* **YOUR OBJECTIVE**:
Find each line with the word "Enter" in it, then give the total alone.

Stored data
------

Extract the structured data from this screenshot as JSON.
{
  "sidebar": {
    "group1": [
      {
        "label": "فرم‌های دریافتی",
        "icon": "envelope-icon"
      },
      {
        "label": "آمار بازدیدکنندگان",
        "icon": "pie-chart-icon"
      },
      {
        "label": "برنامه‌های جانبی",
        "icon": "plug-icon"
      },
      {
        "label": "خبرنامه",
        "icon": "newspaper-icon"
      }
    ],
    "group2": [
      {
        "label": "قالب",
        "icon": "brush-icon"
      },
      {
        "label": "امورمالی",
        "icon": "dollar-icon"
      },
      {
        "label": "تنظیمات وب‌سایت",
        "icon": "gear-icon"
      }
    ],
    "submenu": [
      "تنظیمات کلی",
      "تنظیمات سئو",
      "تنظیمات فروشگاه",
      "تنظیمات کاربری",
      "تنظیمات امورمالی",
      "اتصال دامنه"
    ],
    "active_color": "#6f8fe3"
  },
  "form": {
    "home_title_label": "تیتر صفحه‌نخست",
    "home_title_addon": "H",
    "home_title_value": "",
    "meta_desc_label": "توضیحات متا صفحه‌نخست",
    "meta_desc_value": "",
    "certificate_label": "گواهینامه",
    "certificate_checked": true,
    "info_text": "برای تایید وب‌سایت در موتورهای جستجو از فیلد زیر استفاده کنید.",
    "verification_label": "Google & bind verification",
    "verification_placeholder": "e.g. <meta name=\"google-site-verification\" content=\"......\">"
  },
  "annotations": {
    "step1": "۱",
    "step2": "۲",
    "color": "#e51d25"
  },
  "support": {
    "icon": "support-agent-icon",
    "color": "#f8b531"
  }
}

------

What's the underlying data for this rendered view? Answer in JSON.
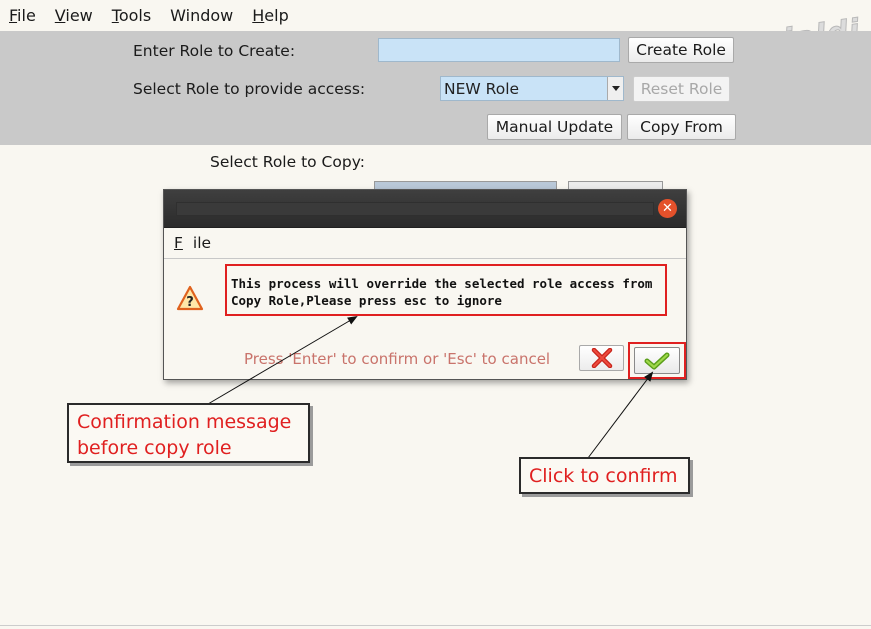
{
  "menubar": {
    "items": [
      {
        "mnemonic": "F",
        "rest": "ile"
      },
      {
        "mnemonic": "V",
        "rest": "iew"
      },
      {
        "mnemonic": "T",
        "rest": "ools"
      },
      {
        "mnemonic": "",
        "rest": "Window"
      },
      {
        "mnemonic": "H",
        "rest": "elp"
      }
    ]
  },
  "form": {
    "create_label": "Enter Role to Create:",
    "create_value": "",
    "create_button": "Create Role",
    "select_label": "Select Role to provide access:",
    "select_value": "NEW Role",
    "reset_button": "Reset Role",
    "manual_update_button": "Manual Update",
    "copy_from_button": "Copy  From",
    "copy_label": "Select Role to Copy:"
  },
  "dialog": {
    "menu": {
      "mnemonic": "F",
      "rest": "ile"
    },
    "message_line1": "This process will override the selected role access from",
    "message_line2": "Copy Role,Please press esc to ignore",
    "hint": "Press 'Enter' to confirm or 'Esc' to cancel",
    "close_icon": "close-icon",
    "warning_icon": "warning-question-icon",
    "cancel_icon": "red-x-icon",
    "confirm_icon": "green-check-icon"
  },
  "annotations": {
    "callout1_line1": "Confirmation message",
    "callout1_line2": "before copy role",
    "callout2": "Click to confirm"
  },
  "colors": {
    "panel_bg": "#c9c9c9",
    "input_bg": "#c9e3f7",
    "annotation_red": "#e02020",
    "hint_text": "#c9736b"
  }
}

------

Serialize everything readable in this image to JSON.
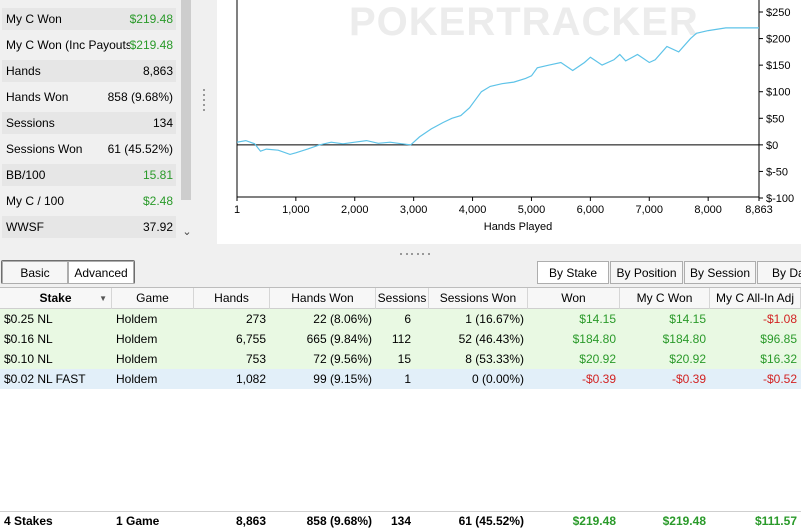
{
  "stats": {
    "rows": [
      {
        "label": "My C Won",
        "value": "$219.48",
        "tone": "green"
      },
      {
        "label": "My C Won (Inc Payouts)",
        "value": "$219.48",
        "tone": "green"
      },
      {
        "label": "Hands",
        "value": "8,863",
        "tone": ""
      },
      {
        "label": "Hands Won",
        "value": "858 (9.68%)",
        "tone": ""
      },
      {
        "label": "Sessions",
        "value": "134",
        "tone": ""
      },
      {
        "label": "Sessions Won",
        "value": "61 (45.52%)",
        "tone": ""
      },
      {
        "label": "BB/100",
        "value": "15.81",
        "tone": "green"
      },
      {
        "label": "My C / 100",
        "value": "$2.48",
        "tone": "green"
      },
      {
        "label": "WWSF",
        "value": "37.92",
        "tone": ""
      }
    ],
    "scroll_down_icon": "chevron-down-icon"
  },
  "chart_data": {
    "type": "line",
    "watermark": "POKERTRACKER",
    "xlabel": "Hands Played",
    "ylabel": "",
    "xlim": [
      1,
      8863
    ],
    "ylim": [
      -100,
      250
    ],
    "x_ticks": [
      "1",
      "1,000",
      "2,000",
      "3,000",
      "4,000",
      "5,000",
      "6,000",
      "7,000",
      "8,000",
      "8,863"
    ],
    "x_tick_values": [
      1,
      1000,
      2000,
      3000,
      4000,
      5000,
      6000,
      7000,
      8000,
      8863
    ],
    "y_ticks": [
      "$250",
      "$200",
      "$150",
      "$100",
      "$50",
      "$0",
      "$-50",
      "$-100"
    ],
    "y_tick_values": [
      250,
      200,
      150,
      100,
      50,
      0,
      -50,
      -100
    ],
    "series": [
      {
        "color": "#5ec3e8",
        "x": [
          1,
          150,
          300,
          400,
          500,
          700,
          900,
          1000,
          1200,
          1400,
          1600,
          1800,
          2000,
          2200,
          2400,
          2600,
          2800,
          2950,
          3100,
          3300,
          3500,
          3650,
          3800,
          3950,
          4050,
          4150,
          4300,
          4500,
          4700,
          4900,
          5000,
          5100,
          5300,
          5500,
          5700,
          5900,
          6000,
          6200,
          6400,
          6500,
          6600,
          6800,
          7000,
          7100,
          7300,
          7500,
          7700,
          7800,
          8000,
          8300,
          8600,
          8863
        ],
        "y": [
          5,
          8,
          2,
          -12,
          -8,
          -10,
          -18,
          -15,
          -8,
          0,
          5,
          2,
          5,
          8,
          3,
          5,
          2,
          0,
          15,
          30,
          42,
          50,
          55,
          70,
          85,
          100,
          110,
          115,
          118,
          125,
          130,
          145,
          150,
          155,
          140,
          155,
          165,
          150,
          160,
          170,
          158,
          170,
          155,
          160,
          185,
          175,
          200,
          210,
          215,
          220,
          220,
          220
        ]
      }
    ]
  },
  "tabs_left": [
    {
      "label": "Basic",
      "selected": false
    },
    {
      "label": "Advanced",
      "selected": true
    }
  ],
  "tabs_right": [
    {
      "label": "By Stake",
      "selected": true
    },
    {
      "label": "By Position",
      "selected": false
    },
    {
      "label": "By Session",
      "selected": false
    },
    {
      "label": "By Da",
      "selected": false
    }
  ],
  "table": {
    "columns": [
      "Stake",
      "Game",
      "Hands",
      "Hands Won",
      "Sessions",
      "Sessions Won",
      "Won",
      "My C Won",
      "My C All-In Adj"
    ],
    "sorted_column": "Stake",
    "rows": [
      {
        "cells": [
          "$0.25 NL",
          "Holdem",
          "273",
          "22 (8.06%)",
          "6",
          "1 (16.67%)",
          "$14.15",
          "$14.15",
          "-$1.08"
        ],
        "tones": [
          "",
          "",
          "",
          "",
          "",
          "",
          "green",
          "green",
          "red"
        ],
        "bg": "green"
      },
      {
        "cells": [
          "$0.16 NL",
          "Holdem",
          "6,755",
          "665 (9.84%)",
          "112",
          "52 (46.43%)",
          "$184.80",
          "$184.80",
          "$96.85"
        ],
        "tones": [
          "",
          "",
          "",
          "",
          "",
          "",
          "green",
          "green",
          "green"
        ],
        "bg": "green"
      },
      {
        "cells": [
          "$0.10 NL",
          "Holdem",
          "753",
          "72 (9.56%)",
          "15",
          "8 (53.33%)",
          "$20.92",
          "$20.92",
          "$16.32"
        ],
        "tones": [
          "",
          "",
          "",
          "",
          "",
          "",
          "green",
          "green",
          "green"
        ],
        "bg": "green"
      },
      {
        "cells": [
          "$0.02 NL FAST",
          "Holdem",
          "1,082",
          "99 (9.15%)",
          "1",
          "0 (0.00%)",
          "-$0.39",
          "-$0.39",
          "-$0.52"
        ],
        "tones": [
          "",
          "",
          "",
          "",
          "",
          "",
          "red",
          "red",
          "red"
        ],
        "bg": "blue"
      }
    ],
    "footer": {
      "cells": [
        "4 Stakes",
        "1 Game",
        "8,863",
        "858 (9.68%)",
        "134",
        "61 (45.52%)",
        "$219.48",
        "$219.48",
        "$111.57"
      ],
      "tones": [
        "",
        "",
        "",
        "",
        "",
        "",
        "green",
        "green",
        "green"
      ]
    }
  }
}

------

* **COMPLETED TASK**:
2